====== Task material ======

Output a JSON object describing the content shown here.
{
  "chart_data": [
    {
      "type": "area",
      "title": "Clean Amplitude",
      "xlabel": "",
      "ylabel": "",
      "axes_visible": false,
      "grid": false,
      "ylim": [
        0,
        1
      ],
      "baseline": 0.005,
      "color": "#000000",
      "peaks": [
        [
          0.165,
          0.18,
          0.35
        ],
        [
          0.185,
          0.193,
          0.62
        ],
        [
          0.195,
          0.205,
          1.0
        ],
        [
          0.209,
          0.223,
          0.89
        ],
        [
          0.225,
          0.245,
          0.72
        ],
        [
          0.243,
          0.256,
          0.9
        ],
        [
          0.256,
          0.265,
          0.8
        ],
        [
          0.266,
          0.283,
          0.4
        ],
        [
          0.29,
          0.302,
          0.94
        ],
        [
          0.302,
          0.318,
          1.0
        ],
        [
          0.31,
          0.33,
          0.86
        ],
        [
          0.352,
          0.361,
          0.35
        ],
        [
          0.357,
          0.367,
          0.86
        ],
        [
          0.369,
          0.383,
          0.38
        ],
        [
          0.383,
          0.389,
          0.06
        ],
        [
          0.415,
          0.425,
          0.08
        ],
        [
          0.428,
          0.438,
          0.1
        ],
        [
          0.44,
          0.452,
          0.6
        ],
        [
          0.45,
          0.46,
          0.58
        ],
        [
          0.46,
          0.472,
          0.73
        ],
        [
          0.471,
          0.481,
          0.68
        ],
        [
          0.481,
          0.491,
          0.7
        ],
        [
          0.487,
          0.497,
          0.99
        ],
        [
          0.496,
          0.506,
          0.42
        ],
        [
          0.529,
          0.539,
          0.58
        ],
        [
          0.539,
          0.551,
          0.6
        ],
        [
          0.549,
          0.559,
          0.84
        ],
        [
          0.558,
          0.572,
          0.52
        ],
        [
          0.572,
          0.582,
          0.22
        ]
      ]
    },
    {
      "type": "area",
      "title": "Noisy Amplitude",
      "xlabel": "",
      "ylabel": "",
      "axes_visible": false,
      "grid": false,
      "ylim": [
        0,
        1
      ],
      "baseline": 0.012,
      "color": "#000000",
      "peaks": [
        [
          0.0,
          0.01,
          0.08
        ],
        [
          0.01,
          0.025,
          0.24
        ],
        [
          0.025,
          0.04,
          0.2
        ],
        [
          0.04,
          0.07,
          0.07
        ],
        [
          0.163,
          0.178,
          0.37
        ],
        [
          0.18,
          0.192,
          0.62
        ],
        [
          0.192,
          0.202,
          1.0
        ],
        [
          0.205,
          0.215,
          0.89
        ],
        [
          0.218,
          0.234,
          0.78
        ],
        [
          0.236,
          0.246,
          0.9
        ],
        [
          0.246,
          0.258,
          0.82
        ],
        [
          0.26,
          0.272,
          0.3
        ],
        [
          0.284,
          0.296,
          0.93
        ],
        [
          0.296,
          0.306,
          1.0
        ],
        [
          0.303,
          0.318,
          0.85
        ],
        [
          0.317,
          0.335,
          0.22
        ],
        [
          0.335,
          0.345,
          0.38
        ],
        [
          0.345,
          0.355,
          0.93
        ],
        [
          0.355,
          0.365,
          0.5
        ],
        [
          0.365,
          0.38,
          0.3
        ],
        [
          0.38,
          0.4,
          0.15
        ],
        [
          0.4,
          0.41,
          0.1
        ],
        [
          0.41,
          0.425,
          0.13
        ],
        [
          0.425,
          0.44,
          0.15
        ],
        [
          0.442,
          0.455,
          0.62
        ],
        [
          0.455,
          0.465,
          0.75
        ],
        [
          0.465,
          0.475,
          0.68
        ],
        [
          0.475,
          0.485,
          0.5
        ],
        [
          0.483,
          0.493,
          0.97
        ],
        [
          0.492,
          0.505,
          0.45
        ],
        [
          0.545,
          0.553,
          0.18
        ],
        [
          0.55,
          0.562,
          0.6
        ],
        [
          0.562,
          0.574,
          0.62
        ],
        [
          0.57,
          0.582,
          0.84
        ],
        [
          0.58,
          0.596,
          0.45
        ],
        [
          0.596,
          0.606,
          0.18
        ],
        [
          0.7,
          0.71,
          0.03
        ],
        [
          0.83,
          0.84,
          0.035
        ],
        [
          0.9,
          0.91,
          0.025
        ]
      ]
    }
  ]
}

======
====== Task material ======

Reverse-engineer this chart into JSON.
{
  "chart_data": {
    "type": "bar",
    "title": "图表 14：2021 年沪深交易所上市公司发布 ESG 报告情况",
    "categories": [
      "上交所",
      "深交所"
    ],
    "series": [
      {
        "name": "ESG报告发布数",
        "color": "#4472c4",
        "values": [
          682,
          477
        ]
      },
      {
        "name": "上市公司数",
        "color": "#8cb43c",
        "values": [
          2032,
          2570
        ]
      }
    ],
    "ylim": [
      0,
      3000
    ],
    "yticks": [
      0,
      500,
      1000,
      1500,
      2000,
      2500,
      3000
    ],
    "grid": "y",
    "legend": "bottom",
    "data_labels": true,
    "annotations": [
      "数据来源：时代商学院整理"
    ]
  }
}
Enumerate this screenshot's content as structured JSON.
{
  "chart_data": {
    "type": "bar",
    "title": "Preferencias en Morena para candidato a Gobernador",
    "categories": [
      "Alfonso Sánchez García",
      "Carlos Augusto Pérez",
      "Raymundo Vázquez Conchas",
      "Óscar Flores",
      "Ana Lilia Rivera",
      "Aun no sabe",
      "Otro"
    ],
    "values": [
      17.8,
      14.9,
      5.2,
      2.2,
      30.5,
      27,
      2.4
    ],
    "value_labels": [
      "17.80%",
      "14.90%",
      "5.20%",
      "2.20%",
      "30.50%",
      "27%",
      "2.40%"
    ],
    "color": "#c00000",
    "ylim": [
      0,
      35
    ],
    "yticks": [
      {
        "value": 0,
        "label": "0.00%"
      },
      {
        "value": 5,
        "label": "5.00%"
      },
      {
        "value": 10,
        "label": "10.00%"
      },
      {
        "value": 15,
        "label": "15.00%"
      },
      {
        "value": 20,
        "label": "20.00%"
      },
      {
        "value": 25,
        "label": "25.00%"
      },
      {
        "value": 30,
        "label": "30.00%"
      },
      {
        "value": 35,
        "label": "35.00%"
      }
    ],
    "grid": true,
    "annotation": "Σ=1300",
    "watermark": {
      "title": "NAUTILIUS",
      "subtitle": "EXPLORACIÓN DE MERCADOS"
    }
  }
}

======

Exercise brief:
Pull out all lines of the data with the string "JSON".

In response:
Output a JSON object describing the content shown here.
Reverse-engineer this chart into JSON.
Enumerate this screenshot's content as structured JSON.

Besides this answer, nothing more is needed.